[Provided information start]

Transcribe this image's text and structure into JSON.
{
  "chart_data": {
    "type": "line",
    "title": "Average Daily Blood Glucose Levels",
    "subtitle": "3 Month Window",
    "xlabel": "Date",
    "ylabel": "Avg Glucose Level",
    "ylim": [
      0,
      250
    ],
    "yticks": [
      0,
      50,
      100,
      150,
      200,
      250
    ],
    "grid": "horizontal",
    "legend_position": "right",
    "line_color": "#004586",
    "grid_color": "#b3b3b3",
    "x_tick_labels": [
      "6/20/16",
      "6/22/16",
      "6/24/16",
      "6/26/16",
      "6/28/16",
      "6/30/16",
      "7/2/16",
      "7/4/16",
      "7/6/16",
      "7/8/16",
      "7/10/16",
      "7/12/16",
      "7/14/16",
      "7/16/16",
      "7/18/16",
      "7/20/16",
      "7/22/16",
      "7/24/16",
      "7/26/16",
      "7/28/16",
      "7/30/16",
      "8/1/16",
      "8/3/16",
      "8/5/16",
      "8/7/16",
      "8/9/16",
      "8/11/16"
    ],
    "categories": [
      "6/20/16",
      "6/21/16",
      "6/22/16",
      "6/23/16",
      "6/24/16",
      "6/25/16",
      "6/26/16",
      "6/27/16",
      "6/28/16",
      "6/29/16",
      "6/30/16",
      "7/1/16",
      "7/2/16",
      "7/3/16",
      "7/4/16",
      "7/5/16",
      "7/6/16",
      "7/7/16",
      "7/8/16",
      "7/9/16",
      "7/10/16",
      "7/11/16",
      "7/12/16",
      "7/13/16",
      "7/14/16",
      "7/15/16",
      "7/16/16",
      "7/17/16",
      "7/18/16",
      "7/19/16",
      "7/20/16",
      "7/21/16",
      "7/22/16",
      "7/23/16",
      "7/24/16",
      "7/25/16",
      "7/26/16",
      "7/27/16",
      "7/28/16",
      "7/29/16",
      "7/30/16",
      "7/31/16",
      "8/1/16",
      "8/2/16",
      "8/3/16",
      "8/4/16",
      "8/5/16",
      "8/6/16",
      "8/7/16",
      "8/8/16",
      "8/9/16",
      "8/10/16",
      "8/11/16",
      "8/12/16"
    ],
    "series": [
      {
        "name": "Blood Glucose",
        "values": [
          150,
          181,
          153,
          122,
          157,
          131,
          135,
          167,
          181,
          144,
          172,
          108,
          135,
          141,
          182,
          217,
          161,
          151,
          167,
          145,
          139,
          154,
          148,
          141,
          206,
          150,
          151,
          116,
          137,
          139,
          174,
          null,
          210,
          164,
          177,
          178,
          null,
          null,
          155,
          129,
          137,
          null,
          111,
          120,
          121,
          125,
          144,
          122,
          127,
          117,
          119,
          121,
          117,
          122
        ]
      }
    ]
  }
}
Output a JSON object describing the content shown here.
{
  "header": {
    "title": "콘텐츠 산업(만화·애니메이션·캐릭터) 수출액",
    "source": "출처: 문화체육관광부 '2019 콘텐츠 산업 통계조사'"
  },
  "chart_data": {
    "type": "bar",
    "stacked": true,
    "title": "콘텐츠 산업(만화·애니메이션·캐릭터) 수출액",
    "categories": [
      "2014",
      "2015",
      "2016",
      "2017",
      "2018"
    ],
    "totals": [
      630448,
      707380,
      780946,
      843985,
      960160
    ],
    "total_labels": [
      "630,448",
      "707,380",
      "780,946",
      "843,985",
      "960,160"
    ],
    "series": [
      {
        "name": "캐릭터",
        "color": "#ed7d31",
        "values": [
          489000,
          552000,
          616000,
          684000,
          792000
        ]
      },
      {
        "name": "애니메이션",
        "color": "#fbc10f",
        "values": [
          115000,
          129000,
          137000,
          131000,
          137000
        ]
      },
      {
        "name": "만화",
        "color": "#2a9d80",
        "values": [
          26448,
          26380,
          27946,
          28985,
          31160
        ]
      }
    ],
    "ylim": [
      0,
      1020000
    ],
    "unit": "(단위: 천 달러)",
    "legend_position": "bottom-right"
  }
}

[Provided information end]

### What to produce
Output all of the data again. Match it exactly.

### Right answer
Transcribe this image's text and structure into JSON.
{
  "chart_data": {
    "type": "line",
    "title": "Average Daily Blood Glucose Levels",
    "subtitle": "3 Month Window",
    "xlabel": "Date",
    "ylabel": "Avg Glucose Level",
    "ylim": [
      0,
      250
    ],
    "yticks": [
      0,
      50,
      100,
      150,
      200,
      250
    ],
    "grid": "horizontal",
    "legend_position": "right",
    "line_color": "#004586",
    "grid_color": "#b3b3b3",
    "x_tick_labels": [
      "6/20/16",
      "6/22/16",
      "6/24/16",
      "6/26/16",
      "6/28/16",
      "6/30/16",
      "7/2/16",
      "7/4/16",
      "7/6/16",
      "7/8/16",
      "7/10/16",
      "7/12/16",
      "7/14/16",
      "7/16/16",
      "7/18/16",
      "7/20/16",
      "7/22/16",
      "7/24/16",
      "7/26/16",
      "7/28/16",
      "7/30/16",
      "8/1/16",
      "8/3/16",
      "8/5/16",
      "8/7/16",
      "8/9/16",
      "8/11/16"
    ],
    "categories": [
      "6/20/16",
      "6/21/16",
      "6/22/16",
      "6/23/16",
      "6/24/16",
      "6/25/16",
      "6/26/16",
      "6/27/16",
      "6/28/16",
      "6/29/16",
      "6/30/16",
      "7/1/16",
      "7/2/16",
      "7/3/16",
      "7/4/16",
      "7/5/16",
      "7/6/16",
      "7/7/16",
      "7/8/16",
      "7/9/16",
      "7/10/16",
      "7/11/16",
      "7/12/16",
      "7/13/16",
      "7/14/16",
      "7/15/16",
      "7/16/16",
      "7/17/16",
      "7/18/16",
      "7/19/16",
      "7/20/16",
      "7/21/16",
      "7/22/16",
      "7/23/16",
      "7/24/16",
      "7/25/16",
      "7/26/16",
      "7/27/16",
      "7/28/16",
      "7/29/16",
      "7/30/16",
      "7/31/16",
      "8/1/16",
      "8/2/16",
      "8/3/16",
      "8/4/16",
      "8/5/16",
      "8/6/16",
      "8/7/16",
      "8/8/16",
      "8/9/16",
      "8/10/16",
      "8/11/16",
      "8/12/16"
    ],
    "series": [
      {
        "name": "Blood Glucose",
        "values": [
          150,
          181,
          153,
          122,
          157,
          131,
          135,
          167,
          181,
          144,
          172,
          108,
          135,
          141,
          182,
          217,
          161,
          151,
          167,
          145,
          139,
          154,
          148,
          141,
          206,
          150,
          151,
          116,
          137,
          139,
          174,
          null,
          210,
          164,
          177,
          178,
          null,
          null,
          155,
          129,
          137,
          null,
          111,
          120,
          121,
          125,
          144,
          122,
          127,
          117,
          119,
          121,
          117,
          122
        ]
      }
    ]
  }
}
Output a JSON object describing the content shown here.
{
  "header": {
    "title": "콘텐츠 산업(만화·애니메이션·캐릭터) 수출액",
    "source": "출처: 문화체육관광부 '2019 콘텐츠 산업 통계조사'"
  },
  "chart_data": {
    "type": "bar",
    "stacked": true,
    "title": "콘텐츠 산업(만화·애니메이션·캐릭터) 수출액",
    "categories": [
      "2014",
      "2015",
      "2016",
      "2017",
      "2018"
    ],
    "totals": [
      630448,
      707380,
      780946,
      843985,
      960160
    ],
    "total_labels": [
      "630,448",
      "707,380",
      "780,946",
      "843,985",
      "960,160"
    ],
    "series": [
      {
        "name": "캐릭터",
        "color": "#ed7d31",
        "values": [
          489000,
          552000,
          616000,
          684000,
          792000
        ]
      },
      {
        "name": "애니메이션",
        "color": "#fbc10f",
        "values": [
          115000,
          129000,
          137000,
          131000,
          137000
        ]
      },
      {
        "name": "만화",
        "color": "#2a9d80",
        "values": [
          26448,
          26380,
          27946,
          28985,
          31160
        ]
      }
    ],
    "ylim": [
      0,
      1020000
    ],
    "unit": "(단위: 천 달러)",
    "legend_position": "bottom-right"
  }
}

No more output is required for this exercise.